[Source data]
==*==
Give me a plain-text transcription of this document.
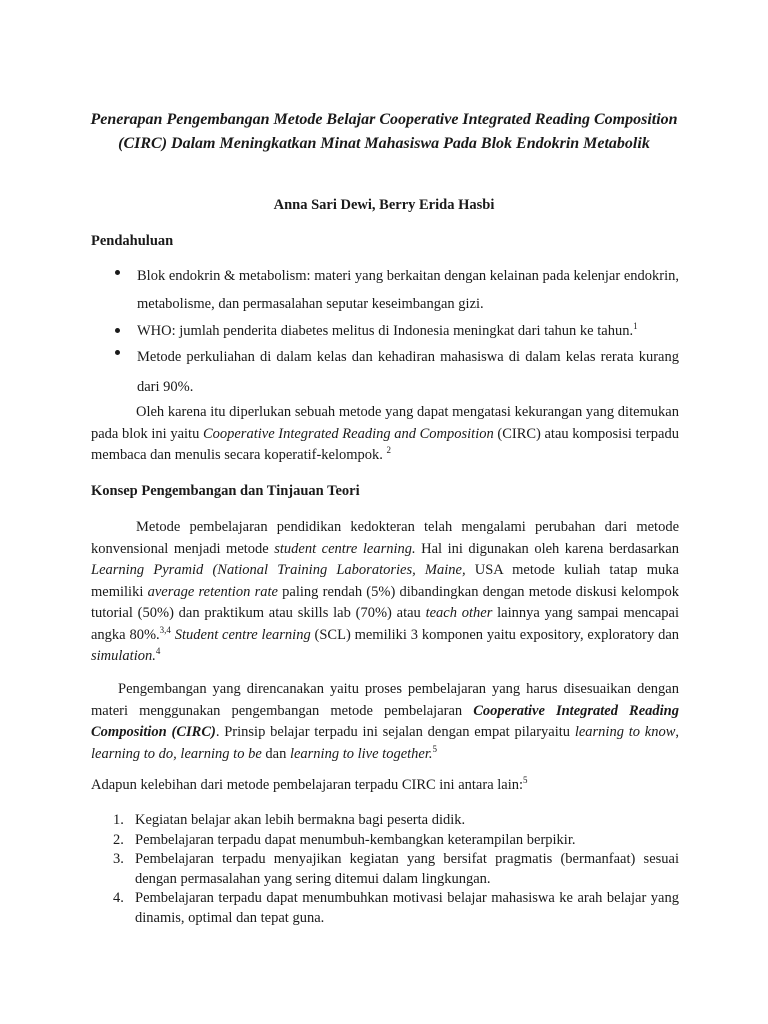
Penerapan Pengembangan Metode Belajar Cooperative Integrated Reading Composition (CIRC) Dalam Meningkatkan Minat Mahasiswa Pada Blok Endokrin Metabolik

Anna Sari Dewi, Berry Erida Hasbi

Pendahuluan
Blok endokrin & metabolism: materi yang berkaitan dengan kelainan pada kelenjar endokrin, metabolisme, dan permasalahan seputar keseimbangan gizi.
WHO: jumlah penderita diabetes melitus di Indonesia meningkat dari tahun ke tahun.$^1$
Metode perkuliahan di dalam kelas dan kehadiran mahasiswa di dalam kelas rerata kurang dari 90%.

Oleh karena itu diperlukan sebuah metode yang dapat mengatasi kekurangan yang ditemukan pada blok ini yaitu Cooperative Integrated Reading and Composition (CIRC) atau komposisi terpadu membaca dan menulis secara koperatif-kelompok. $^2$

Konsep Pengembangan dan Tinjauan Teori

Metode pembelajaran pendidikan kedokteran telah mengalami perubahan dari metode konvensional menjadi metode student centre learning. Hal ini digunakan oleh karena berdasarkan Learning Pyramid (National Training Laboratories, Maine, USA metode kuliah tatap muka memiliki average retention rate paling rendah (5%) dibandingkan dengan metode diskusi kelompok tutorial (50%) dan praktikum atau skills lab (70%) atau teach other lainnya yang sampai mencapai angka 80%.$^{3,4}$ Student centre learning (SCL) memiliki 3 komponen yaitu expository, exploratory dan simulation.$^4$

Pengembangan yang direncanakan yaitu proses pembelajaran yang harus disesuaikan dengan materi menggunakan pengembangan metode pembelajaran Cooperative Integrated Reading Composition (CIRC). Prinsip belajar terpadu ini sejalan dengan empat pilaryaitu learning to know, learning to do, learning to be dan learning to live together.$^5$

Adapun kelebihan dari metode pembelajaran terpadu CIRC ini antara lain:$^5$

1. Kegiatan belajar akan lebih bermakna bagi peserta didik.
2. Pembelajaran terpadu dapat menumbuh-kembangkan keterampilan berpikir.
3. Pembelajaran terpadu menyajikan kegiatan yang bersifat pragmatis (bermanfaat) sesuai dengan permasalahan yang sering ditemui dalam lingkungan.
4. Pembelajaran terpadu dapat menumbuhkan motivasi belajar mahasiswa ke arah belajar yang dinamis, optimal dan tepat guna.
==*==
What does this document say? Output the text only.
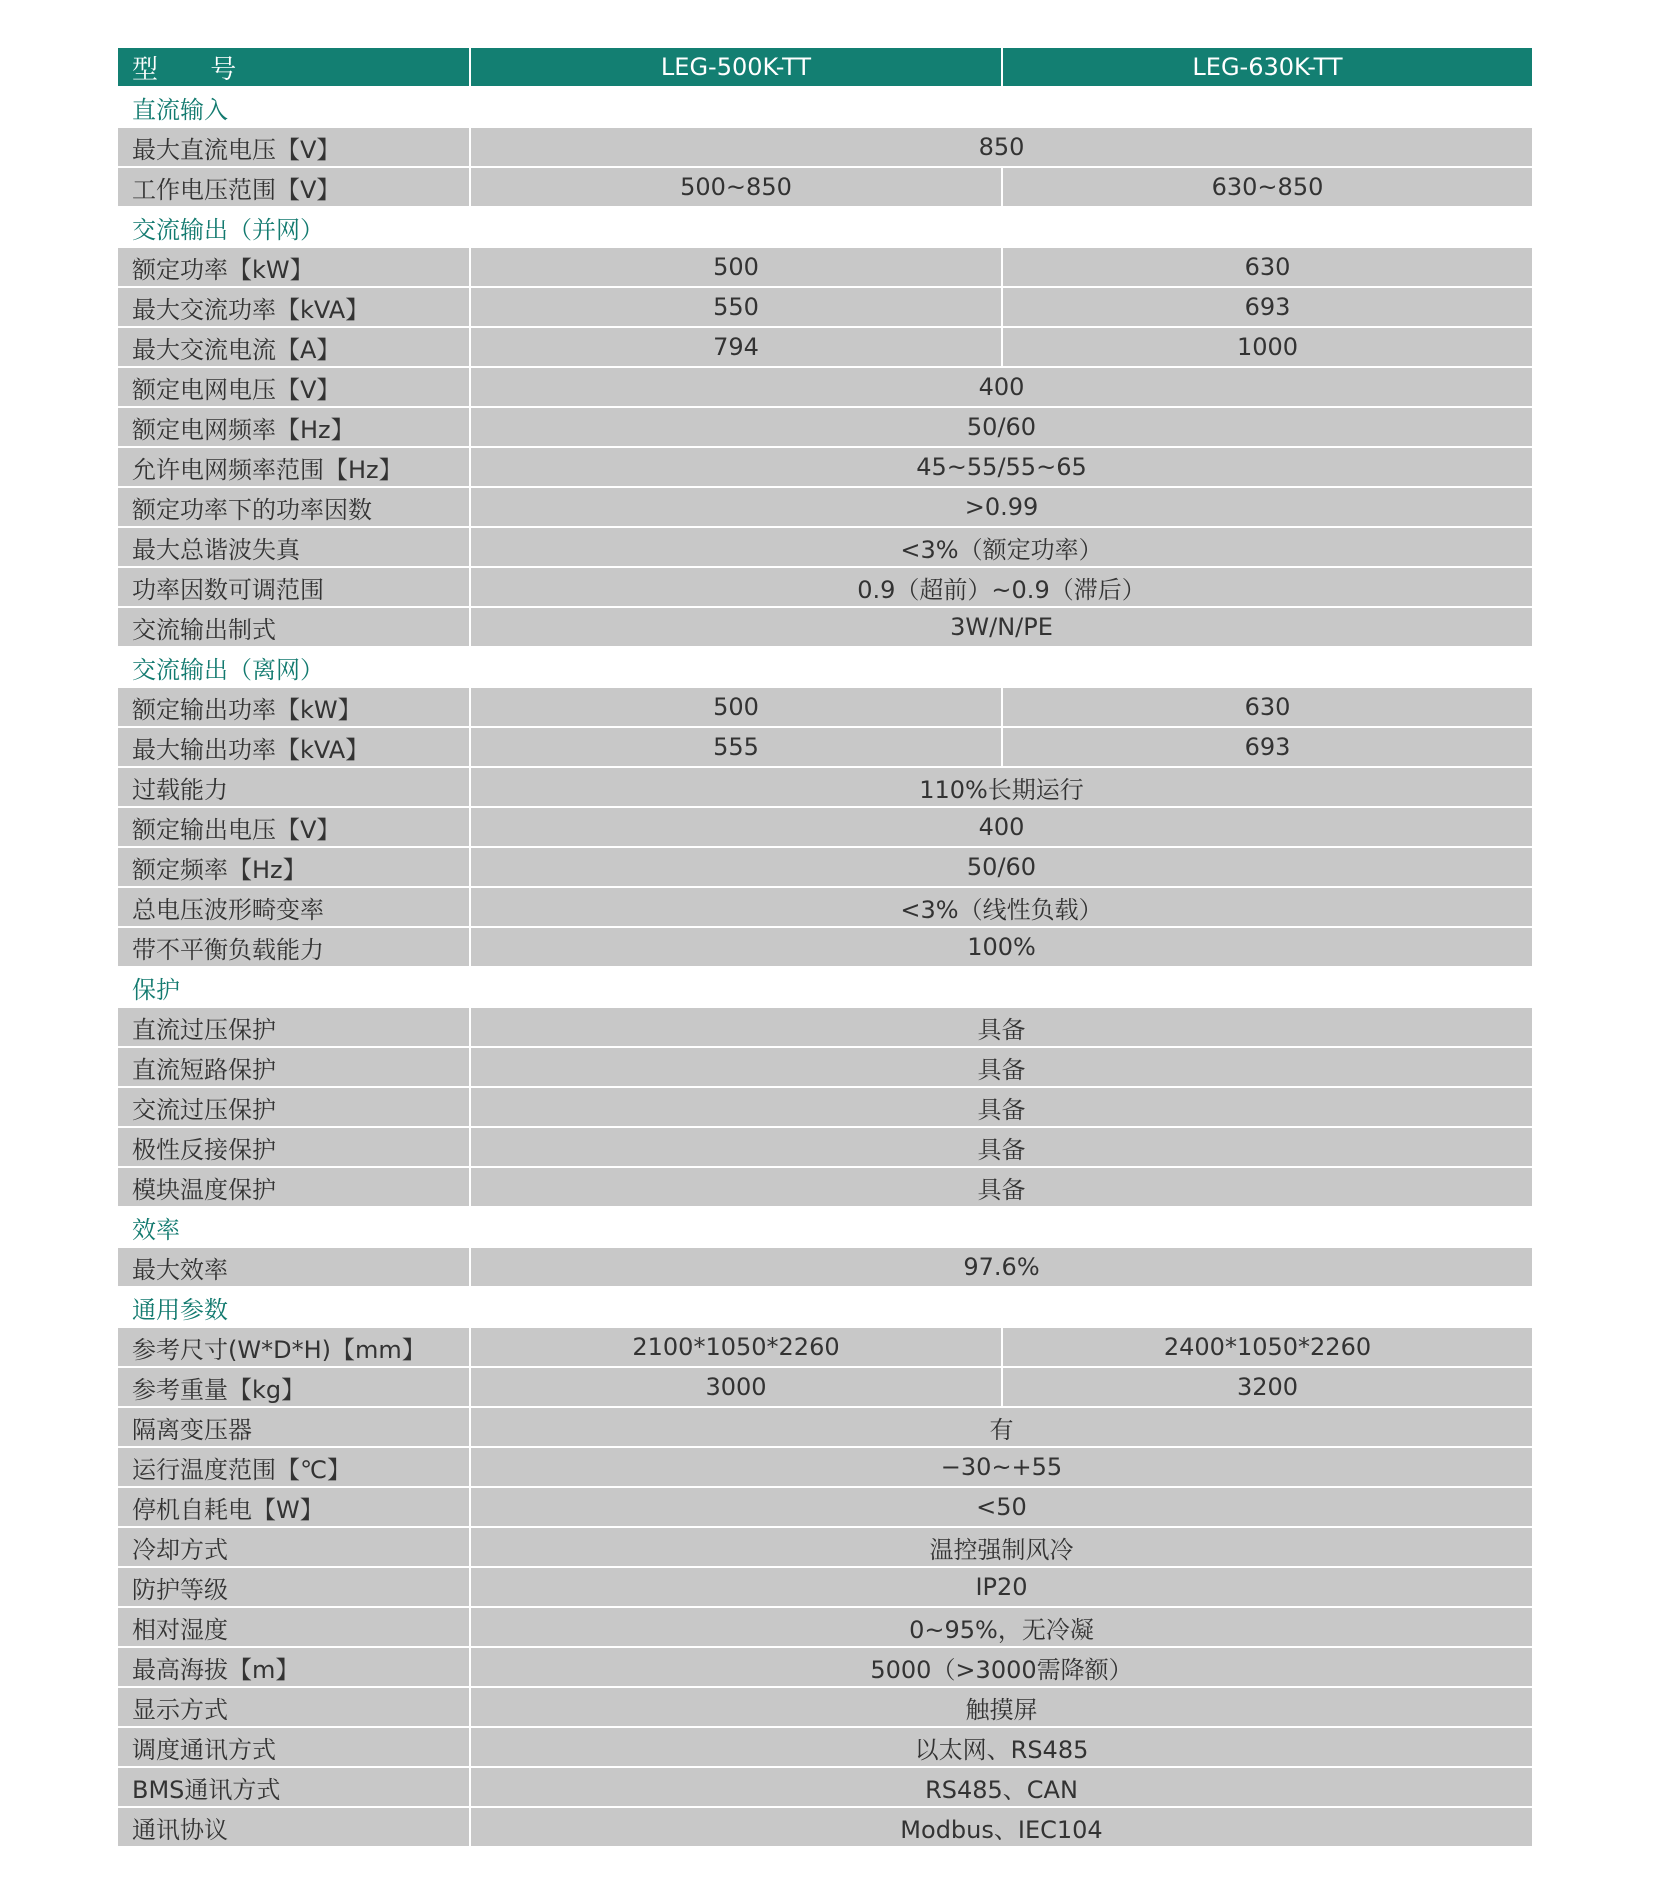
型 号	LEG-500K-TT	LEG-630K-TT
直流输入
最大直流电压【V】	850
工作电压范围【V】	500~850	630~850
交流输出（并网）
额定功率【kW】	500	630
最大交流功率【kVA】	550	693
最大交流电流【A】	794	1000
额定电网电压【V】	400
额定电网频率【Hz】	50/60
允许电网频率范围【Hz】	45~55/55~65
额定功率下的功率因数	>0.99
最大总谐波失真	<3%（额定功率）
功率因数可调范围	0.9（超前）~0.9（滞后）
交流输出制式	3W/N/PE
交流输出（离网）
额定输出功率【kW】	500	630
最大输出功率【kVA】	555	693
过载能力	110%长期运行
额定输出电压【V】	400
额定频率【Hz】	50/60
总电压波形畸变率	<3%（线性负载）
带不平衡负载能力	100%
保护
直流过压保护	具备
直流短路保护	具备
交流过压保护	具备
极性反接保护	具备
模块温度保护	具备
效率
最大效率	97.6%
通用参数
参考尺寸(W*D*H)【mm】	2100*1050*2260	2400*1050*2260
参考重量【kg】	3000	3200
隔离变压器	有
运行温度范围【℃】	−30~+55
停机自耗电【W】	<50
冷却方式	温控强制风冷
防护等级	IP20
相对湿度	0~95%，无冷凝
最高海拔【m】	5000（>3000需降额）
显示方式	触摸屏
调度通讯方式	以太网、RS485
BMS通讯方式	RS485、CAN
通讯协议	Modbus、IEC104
==*==
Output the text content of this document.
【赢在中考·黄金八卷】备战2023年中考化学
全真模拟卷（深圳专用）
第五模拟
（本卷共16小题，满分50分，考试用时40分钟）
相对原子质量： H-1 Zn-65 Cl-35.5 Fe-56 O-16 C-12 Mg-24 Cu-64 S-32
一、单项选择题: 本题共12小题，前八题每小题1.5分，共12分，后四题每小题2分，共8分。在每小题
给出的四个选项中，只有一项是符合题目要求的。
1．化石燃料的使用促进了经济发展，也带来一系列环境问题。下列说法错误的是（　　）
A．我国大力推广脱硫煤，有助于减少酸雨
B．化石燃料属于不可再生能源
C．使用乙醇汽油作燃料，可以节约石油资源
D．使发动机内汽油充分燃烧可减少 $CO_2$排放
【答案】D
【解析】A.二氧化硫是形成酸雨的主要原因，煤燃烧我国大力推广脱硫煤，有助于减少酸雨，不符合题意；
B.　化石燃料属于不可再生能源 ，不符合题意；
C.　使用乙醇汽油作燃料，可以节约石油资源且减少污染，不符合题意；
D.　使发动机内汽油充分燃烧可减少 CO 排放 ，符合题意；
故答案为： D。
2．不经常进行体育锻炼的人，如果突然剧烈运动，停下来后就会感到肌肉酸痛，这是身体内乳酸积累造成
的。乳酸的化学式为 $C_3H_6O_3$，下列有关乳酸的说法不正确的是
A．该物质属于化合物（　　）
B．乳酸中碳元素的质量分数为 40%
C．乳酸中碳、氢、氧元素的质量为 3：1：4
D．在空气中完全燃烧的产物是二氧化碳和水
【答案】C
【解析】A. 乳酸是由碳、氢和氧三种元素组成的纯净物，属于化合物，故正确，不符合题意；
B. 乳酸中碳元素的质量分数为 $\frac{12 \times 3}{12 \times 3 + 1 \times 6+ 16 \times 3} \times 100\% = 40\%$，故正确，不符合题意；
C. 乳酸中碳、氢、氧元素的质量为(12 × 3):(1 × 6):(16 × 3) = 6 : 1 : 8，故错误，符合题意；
==*==
The exercise
Only lines holding the string "使发动机内汽油充分燃烧可减少" are wanted; gather each one from the entries above.

Exercise answer
D．使发动机内汽油充分燃烧可减少 $CO_2$排放
D.　使发动机内汽油充分燃烧可减少 CO 排放 ，符合题意；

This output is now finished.